Copy each line of the entries beneath that contains the word "برقو".

>>>>

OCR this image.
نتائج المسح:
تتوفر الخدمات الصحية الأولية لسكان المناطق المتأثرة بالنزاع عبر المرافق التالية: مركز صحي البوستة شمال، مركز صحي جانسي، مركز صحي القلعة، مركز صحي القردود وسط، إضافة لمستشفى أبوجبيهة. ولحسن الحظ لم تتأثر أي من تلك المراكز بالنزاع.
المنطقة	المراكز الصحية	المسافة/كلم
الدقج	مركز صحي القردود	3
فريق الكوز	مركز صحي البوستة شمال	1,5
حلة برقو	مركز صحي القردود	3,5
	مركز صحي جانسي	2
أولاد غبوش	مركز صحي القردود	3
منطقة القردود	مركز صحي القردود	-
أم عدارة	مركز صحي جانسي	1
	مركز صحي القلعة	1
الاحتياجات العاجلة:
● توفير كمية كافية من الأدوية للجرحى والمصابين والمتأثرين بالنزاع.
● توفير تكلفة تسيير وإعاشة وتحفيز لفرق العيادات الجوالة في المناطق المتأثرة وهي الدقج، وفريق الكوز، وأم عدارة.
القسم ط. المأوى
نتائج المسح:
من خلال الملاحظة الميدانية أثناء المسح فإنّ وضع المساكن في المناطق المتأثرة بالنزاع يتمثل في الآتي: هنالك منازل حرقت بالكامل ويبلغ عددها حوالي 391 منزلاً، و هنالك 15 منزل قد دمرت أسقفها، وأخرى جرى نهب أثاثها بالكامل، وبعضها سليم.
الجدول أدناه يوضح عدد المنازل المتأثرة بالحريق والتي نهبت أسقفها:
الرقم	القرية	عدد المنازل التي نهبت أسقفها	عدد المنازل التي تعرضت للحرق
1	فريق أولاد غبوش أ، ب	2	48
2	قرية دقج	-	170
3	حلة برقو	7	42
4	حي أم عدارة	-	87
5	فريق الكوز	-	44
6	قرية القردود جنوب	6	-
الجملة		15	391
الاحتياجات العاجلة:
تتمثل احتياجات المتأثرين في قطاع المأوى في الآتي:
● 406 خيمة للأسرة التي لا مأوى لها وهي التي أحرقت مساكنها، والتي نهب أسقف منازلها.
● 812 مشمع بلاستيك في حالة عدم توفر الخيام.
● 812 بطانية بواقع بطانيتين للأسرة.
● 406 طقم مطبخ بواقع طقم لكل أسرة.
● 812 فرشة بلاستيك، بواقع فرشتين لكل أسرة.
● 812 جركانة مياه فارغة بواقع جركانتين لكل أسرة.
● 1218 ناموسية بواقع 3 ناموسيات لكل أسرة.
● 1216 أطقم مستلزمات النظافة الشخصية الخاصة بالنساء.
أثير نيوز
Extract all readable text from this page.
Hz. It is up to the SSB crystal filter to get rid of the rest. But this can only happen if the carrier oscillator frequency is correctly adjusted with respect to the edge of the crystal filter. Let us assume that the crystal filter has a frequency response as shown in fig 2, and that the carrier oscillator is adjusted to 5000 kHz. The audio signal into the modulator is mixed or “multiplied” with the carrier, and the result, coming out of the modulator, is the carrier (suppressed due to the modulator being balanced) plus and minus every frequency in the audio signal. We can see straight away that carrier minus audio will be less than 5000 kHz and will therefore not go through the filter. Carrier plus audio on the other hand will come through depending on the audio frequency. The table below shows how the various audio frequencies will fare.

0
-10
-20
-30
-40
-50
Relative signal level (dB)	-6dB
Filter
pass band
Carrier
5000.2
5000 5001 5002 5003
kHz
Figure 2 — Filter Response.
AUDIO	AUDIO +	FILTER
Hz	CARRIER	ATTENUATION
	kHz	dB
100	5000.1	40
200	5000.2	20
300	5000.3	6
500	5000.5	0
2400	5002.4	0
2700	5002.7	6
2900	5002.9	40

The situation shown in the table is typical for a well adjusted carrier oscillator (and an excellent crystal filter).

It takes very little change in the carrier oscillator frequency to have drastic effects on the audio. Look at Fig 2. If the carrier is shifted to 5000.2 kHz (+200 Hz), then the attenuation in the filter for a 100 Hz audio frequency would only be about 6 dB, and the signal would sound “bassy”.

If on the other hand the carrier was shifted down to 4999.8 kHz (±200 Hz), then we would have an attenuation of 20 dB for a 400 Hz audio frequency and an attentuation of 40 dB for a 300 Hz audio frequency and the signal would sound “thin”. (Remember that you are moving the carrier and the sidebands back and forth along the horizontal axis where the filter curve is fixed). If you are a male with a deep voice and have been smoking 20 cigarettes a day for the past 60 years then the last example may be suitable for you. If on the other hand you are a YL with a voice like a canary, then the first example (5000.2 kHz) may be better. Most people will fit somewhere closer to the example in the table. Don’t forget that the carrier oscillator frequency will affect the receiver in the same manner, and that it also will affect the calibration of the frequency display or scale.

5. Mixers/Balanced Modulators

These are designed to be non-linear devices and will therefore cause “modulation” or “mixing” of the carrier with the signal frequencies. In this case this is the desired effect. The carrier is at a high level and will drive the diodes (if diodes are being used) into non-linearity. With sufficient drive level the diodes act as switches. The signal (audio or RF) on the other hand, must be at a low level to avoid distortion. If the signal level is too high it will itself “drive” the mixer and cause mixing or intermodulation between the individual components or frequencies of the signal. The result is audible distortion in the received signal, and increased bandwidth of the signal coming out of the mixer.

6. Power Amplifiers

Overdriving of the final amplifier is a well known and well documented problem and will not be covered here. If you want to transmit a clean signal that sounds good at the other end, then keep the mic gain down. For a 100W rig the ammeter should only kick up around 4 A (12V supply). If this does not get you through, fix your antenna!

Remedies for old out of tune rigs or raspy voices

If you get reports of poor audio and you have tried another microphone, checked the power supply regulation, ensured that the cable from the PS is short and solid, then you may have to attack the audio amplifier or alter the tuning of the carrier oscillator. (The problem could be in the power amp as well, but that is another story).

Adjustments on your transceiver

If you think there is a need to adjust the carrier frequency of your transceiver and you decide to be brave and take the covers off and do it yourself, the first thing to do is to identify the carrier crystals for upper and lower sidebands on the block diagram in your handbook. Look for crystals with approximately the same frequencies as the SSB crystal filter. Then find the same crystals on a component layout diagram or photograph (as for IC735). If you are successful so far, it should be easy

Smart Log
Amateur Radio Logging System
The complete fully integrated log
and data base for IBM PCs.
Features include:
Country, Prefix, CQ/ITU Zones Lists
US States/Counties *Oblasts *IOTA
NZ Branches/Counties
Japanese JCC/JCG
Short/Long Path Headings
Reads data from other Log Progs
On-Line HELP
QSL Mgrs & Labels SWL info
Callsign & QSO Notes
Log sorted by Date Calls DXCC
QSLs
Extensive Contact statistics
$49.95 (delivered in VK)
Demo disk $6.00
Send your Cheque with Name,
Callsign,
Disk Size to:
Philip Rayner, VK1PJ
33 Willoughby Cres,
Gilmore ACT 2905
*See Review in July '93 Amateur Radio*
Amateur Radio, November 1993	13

<<<<

Solution »
حلة برقو	مركز صحي القردود	3,5
3	حلة برقو	7	42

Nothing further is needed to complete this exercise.